◆ MATERIAL TO PROCESS:
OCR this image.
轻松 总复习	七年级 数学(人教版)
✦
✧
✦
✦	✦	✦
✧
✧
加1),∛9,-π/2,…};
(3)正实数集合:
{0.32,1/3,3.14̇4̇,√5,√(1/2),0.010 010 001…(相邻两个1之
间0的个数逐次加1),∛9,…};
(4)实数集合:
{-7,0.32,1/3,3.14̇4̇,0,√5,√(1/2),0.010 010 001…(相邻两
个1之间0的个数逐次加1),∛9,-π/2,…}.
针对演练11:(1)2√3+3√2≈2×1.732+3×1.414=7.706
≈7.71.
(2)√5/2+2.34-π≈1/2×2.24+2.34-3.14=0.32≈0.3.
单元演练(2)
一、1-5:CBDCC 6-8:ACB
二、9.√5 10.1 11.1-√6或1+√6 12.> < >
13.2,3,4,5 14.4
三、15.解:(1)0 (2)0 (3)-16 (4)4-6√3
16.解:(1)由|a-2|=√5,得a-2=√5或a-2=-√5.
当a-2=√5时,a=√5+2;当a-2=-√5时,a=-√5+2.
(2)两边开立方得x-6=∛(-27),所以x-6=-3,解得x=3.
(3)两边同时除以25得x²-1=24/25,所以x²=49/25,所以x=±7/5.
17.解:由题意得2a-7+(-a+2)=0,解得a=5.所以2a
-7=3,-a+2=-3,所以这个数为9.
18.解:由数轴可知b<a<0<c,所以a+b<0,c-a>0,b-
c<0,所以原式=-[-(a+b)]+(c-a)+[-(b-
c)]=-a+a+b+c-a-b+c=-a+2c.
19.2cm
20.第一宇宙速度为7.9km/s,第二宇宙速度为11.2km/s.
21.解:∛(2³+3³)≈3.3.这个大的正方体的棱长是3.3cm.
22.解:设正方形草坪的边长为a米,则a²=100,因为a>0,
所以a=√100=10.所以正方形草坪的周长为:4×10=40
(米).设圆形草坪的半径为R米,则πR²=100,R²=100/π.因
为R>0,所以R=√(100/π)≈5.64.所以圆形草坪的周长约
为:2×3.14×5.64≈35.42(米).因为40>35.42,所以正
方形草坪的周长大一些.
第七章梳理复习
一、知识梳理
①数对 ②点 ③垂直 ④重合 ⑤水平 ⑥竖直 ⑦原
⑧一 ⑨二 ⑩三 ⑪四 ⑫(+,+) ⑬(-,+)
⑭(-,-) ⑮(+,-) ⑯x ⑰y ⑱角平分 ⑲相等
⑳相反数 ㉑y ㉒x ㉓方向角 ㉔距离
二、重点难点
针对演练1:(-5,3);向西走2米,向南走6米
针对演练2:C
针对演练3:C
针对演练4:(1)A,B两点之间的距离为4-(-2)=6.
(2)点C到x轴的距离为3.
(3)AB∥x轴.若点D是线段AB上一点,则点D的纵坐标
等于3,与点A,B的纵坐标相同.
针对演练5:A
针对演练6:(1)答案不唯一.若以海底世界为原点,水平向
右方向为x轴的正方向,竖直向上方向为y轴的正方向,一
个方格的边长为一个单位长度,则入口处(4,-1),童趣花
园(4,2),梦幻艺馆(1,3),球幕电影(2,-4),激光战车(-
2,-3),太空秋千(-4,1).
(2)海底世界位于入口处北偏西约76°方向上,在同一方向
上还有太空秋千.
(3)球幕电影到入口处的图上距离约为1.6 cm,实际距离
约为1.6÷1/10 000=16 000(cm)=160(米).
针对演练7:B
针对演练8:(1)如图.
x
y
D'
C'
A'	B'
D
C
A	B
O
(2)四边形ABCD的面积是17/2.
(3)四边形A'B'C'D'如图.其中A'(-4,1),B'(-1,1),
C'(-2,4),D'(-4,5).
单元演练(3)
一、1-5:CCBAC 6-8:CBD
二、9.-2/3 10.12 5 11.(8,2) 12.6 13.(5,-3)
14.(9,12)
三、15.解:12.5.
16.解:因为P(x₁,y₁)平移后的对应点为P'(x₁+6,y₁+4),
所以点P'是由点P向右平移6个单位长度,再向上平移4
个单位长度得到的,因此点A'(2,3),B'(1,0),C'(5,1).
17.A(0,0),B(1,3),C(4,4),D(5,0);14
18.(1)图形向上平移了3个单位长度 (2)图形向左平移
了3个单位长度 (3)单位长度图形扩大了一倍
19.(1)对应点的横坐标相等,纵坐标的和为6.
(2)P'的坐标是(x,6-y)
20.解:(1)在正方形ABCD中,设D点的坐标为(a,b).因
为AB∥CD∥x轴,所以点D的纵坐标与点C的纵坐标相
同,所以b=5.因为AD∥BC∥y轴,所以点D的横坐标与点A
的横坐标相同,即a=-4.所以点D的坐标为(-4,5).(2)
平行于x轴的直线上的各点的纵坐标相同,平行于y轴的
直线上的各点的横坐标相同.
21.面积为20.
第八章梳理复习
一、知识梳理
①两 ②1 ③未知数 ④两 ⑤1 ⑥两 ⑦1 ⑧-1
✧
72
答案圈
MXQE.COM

◆ GIVEN EXERCISE: Repeat the data precisely, line by line.

◆ SOLVED PROBLEM:
OCR this image.
轻松 总复习	七年级 数学(人教版)
✦
✧
✦
✦	✦	✦
✧
✧
加1),∛9,-π/2,…};
(3)正实数集合:
{0.32,1/3,3.14̇4̇,√5,√(1/2),0.010 010 001…(相邻两个1之
间0的个数逐次加1),∛9,…};
(4)实数集合:
{-7,0.32,1/3,3.14̇4̇,0,√5,√(1/2),0.010 010 001…(相邻两
个1之间0的个数逐次加1),∛9,-π/2,…}.
针对演练11:(1)2√3+3√2≈2×1.732+3×1.414=7.706
≈7.71.
(2)√5/2+2.34-π≈1/2×2.24+2.34-3.14=0.32≈0.3.
单元演练(2)
一、1-5:CBDCC 6-8:ACB
二、9.√5 10.1 11.1-√6或1+√6 12.> < >
13.2,3,4,5 14.4
三、15.解:(1)0 (2)0 (3)-16 (4)4-6√3
16.解:(1)由|a-2|=√5,得a-2=√5或a-2=-√5.
当a-2=√5时,a=√5+2;当a-2=-√5时,a=-√5+2.
(2)两边开立方得x-6=∛(-27),所以x-6=-3,解得x=3.
(3)两边同时除以25得x²-1=24/25,所以x²=49/25,所以x=±7/5.
17.解:由题意得2a-7+(-a+2)=0,解得a=5.所以2a
-7=3,-a+2=-3,所以这个数为9.
18.解:由数轴可知b<a<0<c,所以a+b<0,c-a>0,b-
c<0,所以原式=-[-(a+b)]+(c-a)+[-(b-
c)]=-a+a+b+c-a-b+c=-a+2c.
19.2cm
20.第一宇宙速度为7.9km/s,第二宇宙速度为11.2km/s.
21.解:∛(2³+3³)≈3.3.这个大的正方体的棱长是3.3cm.
22.解:设正方形草坪的边长为a米,则a²=100,因为a>0,
所以a=√100=10.所以正方形草坪的周长为:4×10=40
(米).设圆形草坪的半径为R米,则πR²=100,R²=100/π.因
为R>0,所以R=√(100/π)≈5.64.所以圆形草坪的周长约
为:2×3.14×5.64≈35.42(米).因为40>35.42,所以正
方形草坪的周长大一些.
第七章梳理复习
一、知识梳理
①数对 ②点 ③垂直 ④重合 ⑤水平 ⑥竖直 ⑦原
⑧一 ⑨二 ⑩三 ⑪四 ⑫(+,+) ⑬(-,+)
⑭(-,-) ⑮(+,-) ⑯x ⑰y ⑱角平分 ⑲相等
⑳相反数 ㉑y ㉒x ㉓方向角 ㉔距离
二、重点难点
针对演练1:(-5,3);向西走2米,向南走6米
针对演练2:C
针对演练3:C
针对演练4:(1)A,B两点之间的距离为4-(-2)=6.
(2)点C到x轴的距离为3.
(3)AB∥x轴.若点D是线段AB上一点,则点D的纵坐标
等于3,与点A,B的纵坐标相同.
针对演练5:A
针对演练6:(1)答案不唯一.若以海底世界为原点,水平向
右方向为x轴的正方向,竖直向上方向为y轴的正方向,一
个方格的边长为一个单位长度,则入口处(4,-1),童趣花
园(4,2),梦幻艺馆(1,3),球幕电影(2,-4),激光战车(-
2,-3),太空秋千(-4,1).
(2)海底世界位于入口处北偏西约76°方向上,在同一方向
上还有太空秋千.
(3)球幕电影到入口处的图上距离约为1.6 cm,实际距离
约为1.6÷1/10 000=16 000(cm)=160(米).
针对演练7:B
针对演练8:(1)如图.
x
y
D'
C'
A'	B'
D
C
A	B
O
(2)四边形ABCD的面积是17/2.
(3)四边形A'B'C'D'如图.其中A'(-4,1),B'(-1,1),
C'(-2,4),D'(-4,5).
单元演练(3)
一、1-5:CCBAC 6-8:CBD
二、9.-2/3 10.12 5 11.(8,2) 12.6 13.(5,-3)
14.(9,12)
三、15.解:12.5.
16.解:因为P(x₁,y₁)平移后的对应点为P'(x₁+6,y₁+4),
所以点P'是由点P向右平移6个单位长度,再向上平移4
个单位长度得到的,因此点A'(2,3),B'(1,0),C'(5,1).
17.A(0,0),B(1,3),C(4,4),D(5,0);14
18.(1)图形向上平移了3个单位长度 (2)图形向左平移
了3个单位长度 (3)单位长度图形扩大了一倍
19.(1)对应点的横坐标相等,纵坐标的和为6.
(2)P'的坐标是(x,6-y)
20.解:(1)在正方形ABCD中,设D点的坐标为(a,b).因
为AB∥CD∥x轴,所以点D的纵坐标与点C的纵坐标相
同,所以b=5.因为AD∥BC∥y轴,所以点D的横坐标与点A
的横坐标相同,即a=-4.所以点D的坐标为(-4,5).(2)
平行于x轴的直线上的各点的纵坐标相同,平行于y轴的
直线上的各点的横坐标相同.
21.面积为20.
第八章梳理复习
一、知识梳理
①两 ②1 ③未知数 ④两 ⑤1 ⑥两 ⑦1 ⑧-1
✧
72
答案圈
MXQE.COM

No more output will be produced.